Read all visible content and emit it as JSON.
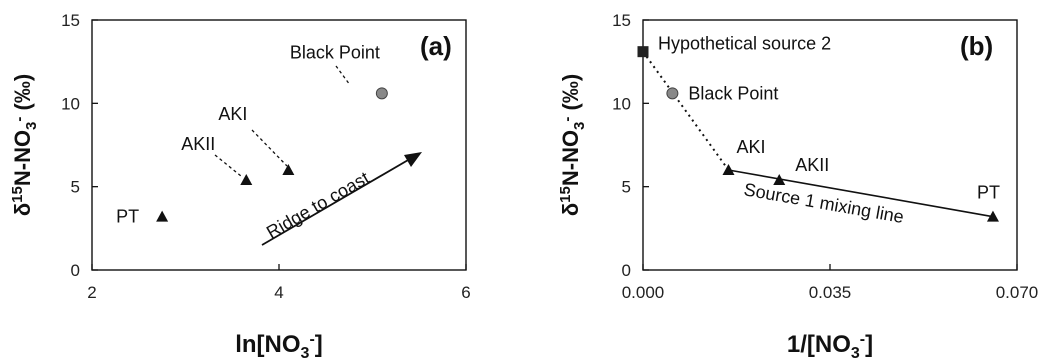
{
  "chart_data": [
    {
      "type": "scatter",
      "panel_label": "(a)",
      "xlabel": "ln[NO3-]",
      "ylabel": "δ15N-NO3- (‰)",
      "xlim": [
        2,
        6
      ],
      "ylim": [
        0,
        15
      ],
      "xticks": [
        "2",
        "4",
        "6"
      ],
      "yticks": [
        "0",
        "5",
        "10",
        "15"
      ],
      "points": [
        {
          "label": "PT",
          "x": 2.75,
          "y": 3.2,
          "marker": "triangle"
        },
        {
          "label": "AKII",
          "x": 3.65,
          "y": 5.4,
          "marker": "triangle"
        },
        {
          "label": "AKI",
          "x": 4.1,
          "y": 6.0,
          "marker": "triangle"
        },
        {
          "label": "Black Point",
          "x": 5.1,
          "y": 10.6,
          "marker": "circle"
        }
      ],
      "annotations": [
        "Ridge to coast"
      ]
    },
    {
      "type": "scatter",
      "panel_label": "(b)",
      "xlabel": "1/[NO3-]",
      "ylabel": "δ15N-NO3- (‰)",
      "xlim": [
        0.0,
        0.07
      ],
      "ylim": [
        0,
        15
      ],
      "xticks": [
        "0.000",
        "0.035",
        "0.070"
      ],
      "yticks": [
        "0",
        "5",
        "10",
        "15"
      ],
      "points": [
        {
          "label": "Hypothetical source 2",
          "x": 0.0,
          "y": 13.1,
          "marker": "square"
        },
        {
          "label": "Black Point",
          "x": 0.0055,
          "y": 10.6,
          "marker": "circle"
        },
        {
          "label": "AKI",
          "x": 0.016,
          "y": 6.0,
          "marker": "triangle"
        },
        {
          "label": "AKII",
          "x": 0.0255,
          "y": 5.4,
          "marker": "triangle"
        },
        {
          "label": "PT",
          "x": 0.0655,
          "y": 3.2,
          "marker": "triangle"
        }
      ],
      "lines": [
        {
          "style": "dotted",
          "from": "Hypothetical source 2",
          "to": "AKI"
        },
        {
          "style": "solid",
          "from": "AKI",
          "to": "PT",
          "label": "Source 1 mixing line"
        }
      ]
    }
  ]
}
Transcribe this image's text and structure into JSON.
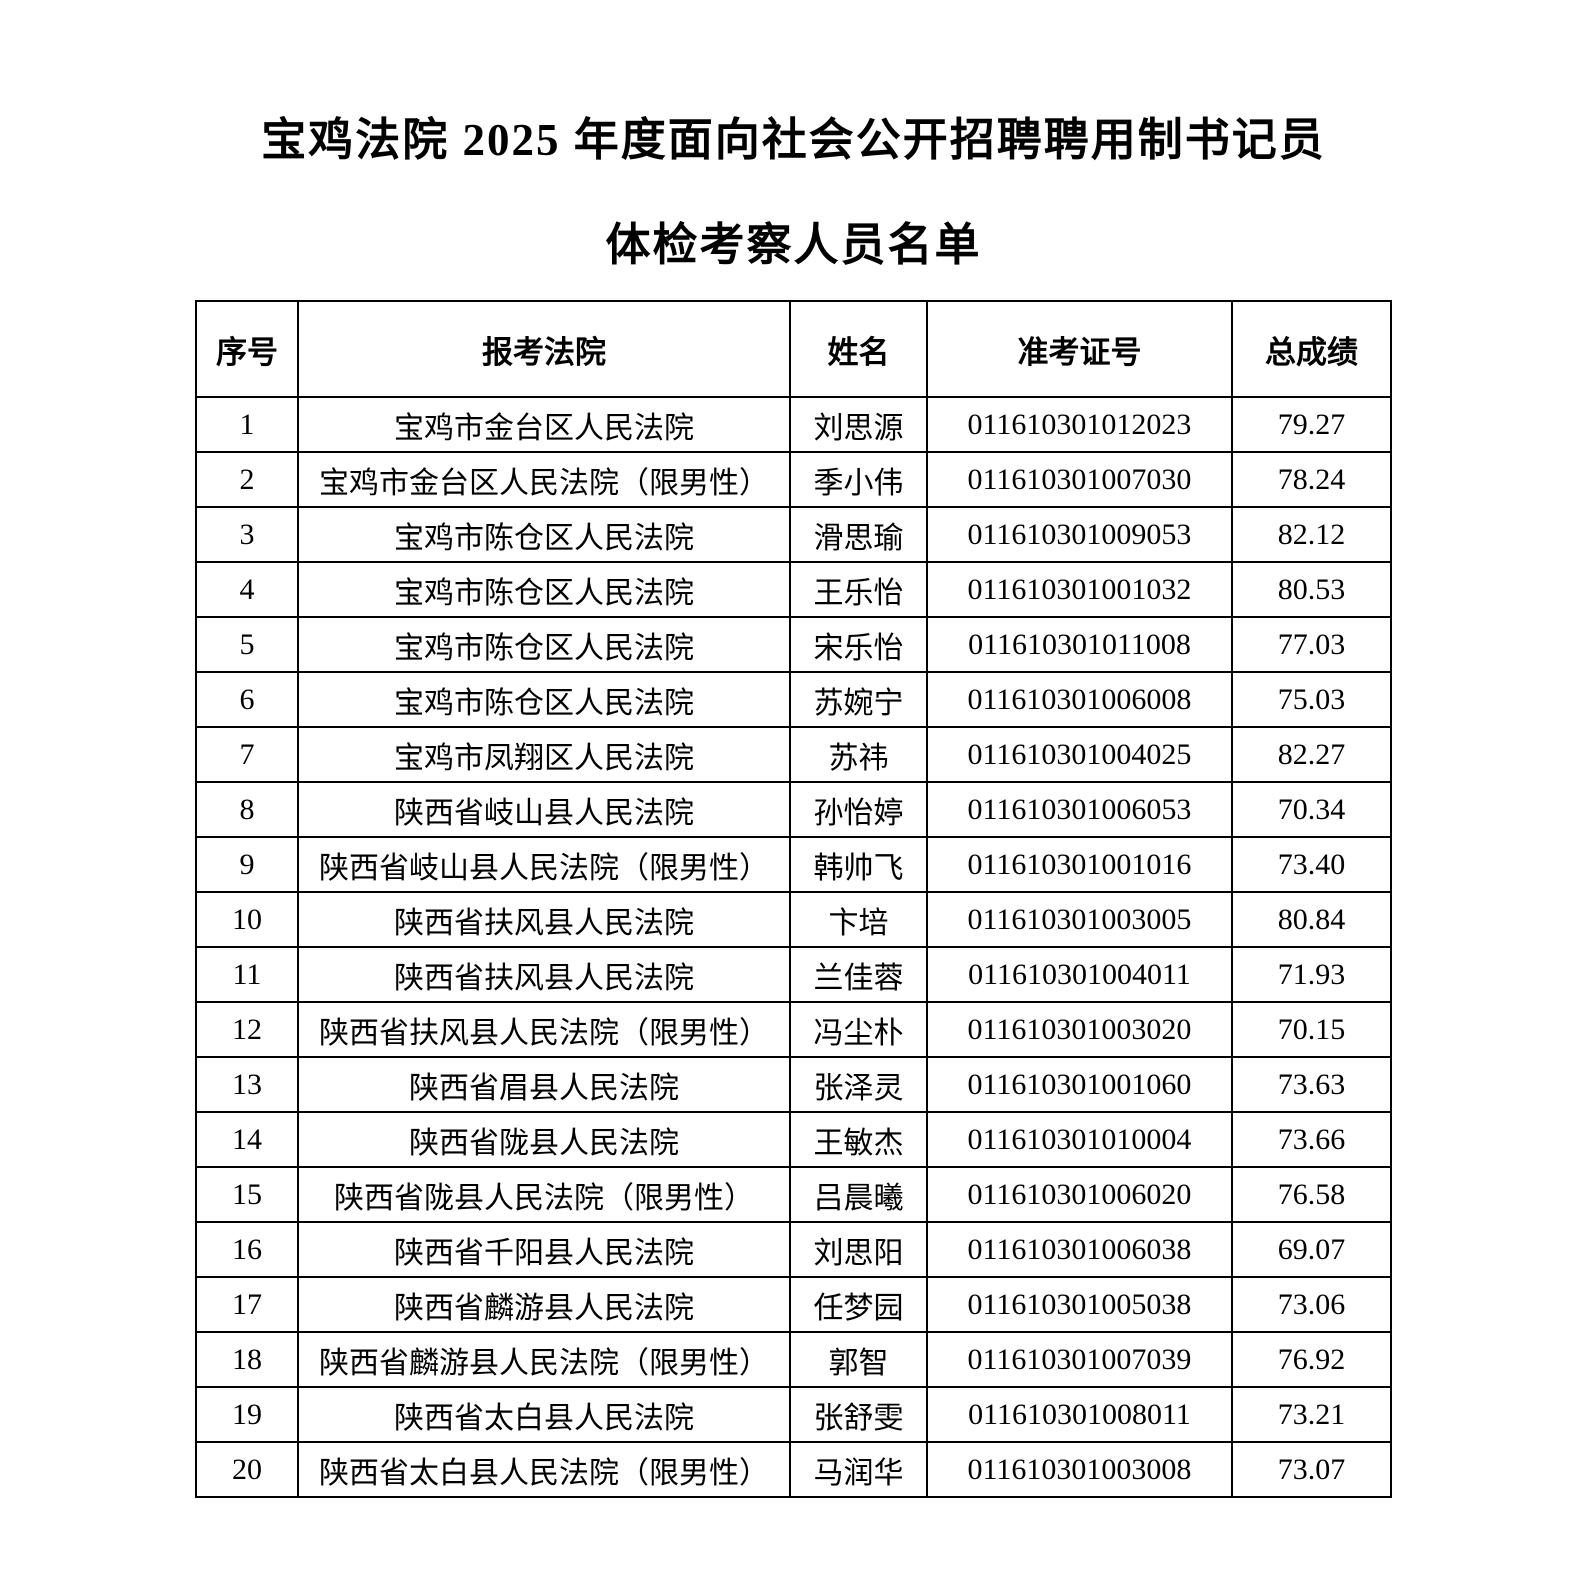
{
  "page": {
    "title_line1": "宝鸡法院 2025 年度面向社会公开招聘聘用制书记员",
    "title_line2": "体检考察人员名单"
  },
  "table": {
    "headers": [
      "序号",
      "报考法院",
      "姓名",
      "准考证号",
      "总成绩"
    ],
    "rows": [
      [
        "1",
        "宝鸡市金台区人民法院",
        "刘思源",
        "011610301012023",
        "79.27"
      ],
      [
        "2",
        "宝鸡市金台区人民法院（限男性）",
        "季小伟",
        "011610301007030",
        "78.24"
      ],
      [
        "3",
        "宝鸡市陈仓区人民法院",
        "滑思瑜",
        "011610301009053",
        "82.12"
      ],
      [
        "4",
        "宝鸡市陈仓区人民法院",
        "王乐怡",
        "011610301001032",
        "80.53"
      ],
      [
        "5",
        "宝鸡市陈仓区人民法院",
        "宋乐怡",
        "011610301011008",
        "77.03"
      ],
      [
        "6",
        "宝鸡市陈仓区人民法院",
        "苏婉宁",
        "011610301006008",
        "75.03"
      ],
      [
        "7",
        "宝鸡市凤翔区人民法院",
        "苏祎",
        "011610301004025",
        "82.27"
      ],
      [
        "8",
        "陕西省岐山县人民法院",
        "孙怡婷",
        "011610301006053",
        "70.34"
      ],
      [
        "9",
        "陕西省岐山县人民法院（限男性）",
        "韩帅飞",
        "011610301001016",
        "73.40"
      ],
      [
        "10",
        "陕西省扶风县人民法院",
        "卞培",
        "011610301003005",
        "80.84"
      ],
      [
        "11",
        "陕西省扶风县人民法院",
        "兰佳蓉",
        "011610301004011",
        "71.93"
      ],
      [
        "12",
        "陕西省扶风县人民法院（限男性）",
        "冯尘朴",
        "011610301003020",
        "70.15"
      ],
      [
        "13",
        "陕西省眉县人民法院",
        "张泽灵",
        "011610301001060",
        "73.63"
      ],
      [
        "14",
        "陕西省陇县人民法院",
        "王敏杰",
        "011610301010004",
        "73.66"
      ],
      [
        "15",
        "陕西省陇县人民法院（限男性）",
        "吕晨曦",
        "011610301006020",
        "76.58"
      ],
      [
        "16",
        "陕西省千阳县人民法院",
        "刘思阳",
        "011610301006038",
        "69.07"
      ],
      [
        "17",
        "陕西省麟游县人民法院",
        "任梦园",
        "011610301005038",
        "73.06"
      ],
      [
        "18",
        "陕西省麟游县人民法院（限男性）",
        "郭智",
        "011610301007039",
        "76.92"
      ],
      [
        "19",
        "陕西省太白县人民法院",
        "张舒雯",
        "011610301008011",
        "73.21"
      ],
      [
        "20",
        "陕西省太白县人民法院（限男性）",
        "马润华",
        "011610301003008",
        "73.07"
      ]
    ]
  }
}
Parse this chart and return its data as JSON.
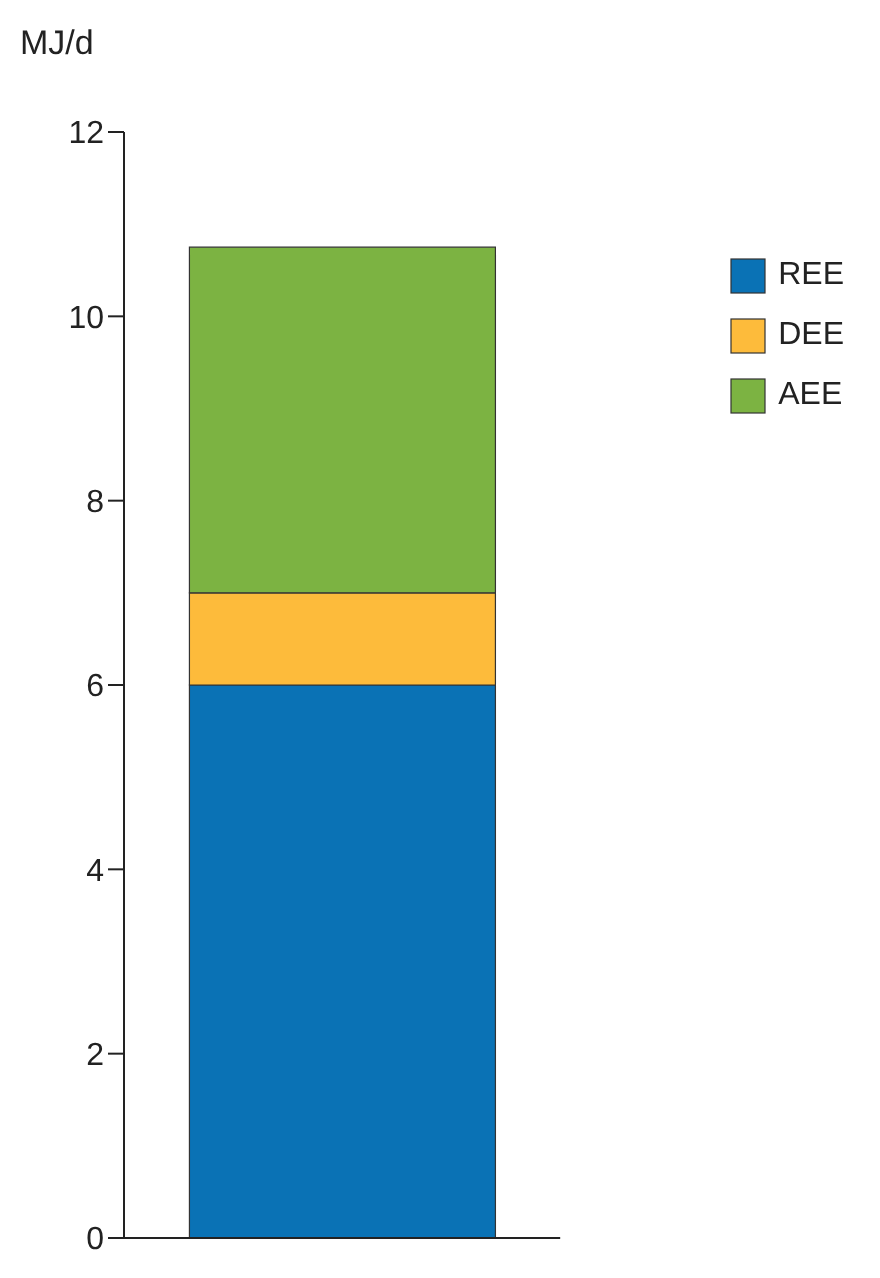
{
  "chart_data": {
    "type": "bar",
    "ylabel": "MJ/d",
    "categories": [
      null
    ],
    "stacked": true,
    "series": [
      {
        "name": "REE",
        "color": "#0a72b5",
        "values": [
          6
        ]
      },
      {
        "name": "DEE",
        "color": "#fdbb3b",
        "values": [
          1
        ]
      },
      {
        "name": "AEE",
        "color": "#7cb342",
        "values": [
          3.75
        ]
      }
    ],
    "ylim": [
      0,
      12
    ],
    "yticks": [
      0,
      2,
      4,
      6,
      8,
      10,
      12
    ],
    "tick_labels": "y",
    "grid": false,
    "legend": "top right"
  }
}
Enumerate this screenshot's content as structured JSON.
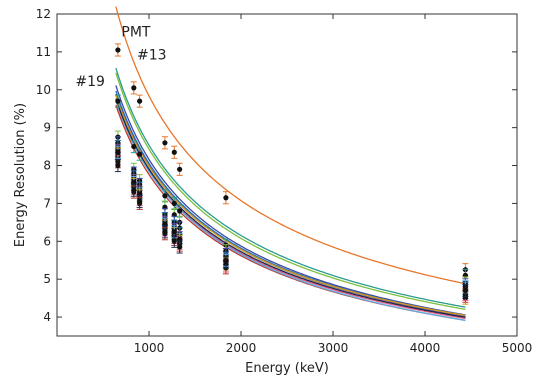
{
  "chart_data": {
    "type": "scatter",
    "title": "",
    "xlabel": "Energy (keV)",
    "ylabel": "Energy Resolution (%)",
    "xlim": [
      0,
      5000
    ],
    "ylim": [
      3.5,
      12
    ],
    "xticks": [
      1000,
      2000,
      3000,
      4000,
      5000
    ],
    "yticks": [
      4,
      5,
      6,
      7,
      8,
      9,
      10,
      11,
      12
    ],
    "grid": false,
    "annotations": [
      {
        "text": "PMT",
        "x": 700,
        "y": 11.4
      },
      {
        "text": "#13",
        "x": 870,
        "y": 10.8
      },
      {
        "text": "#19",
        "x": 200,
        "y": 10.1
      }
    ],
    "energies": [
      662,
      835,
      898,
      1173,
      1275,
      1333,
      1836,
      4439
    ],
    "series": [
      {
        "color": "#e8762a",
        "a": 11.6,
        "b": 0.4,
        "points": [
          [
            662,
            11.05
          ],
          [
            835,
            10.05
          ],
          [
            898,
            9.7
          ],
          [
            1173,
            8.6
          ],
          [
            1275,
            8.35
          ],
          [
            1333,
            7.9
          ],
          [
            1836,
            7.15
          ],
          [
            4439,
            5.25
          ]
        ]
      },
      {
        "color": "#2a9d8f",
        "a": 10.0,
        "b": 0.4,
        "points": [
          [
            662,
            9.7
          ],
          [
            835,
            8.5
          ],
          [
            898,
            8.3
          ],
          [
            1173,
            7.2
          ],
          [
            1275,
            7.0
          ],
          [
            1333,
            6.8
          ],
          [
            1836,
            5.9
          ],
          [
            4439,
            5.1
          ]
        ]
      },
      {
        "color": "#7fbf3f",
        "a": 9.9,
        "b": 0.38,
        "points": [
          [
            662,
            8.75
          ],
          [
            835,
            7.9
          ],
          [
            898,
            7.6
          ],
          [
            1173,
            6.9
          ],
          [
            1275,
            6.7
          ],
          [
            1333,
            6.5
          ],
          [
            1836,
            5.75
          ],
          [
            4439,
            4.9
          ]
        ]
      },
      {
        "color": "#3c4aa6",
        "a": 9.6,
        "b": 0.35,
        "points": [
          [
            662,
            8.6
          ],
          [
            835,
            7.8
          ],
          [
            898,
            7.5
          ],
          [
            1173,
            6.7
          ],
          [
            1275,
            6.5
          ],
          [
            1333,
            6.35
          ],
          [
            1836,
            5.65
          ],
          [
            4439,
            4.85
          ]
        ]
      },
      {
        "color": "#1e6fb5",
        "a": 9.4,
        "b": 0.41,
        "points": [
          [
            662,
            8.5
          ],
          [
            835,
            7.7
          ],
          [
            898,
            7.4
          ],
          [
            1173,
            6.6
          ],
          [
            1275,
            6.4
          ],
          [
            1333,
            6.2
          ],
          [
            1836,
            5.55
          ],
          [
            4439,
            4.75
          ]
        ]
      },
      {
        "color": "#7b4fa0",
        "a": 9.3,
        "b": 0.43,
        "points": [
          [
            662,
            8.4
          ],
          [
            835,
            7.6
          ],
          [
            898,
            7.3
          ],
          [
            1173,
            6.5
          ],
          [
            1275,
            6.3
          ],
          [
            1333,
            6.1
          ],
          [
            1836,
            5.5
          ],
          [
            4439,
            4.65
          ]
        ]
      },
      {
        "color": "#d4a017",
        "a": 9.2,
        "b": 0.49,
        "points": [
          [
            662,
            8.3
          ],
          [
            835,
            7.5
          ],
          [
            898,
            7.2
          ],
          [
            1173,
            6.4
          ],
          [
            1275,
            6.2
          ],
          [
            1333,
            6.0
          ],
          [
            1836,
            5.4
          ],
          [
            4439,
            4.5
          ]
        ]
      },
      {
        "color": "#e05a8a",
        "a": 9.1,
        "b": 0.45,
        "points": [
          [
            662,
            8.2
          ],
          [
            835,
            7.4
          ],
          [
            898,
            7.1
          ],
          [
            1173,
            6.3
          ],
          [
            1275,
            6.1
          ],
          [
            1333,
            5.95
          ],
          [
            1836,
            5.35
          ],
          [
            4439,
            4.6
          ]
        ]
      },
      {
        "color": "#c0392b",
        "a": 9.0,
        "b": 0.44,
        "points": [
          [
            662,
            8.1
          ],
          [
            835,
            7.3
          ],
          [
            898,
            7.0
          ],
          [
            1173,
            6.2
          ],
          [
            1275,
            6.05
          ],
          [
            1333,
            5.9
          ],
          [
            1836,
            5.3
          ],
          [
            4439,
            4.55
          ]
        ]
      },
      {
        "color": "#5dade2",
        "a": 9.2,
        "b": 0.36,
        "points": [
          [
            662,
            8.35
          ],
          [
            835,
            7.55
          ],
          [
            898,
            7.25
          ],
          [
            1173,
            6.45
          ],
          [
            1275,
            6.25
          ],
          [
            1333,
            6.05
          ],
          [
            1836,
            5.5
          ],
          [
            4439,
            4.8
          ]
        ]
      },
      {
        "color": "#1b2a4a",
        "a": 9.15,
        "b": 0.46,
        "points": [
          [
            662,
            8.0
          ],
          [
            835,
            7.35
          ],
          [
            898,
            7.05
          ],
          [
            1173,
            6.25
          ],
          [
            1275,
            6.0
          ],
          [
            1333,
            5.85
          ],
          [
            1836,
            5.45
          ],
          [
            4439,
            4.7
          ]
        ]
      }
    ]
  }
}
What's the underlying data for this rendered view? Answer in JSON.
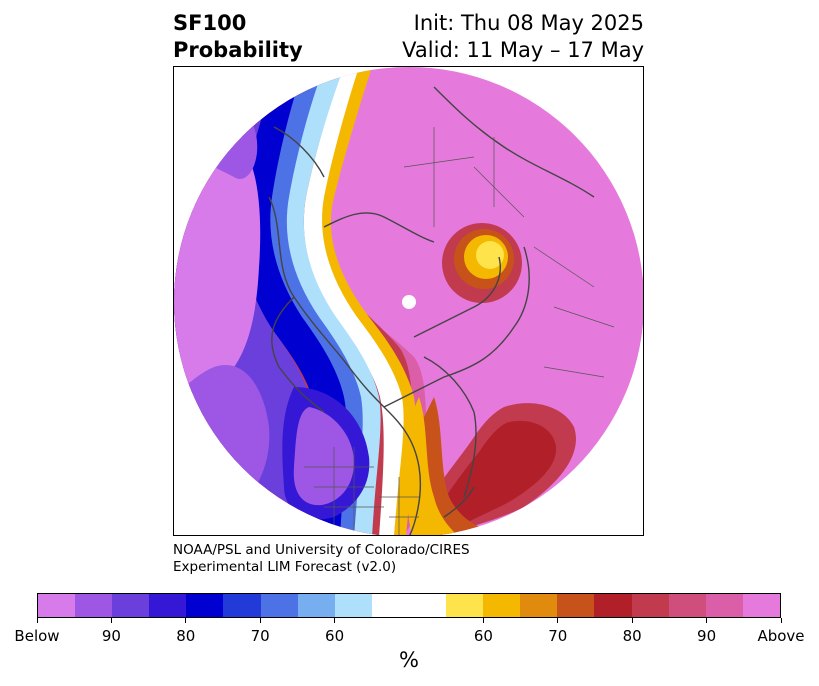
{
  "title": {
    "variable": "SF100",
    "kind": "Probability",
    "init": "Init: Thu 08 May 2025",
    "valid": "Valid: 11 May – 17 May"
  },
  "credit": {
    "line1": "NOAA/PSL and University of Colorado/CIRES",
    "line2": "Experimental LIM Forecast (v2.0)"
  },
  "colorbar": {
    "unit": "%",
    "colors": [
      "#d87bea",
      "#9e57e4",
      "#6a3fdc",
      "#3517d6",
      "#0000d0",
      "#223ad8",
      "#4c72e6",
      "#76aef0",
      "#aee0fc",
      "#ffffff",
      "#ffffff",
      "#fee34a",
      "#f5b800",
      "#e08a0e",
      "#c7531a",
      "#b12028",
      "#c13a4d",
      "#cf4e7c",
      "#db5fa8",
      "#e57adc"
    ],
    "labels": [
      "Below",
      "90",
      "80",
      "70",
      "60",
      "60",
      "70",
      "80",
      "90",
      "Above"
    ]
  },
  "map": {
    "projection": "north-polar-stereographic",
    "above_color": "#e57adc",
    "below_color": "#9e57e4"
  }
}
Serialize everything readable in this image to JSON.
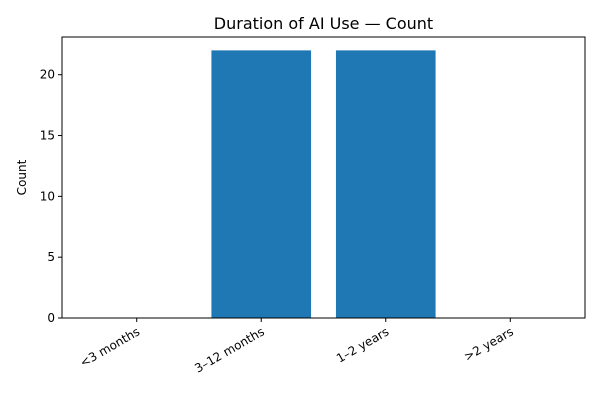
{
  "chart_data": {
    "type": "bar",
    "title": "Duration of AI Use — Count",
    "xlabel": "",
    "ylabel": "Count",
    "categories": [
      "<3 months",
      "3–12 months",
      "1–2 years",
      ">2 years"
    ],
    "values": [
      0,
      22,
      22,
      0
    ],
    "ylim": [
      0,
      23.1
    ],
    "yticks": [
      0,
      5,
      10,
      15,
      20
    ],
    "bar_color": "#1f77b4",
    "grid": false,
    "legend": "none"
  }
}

------

Aim of the exercise:
Return every line above in which the string "text" occurs.

Exercise output:
Transcribe this image's text and structure into JSON.
        "text": "PMT",
        "text": "#13",
        "text": "#19",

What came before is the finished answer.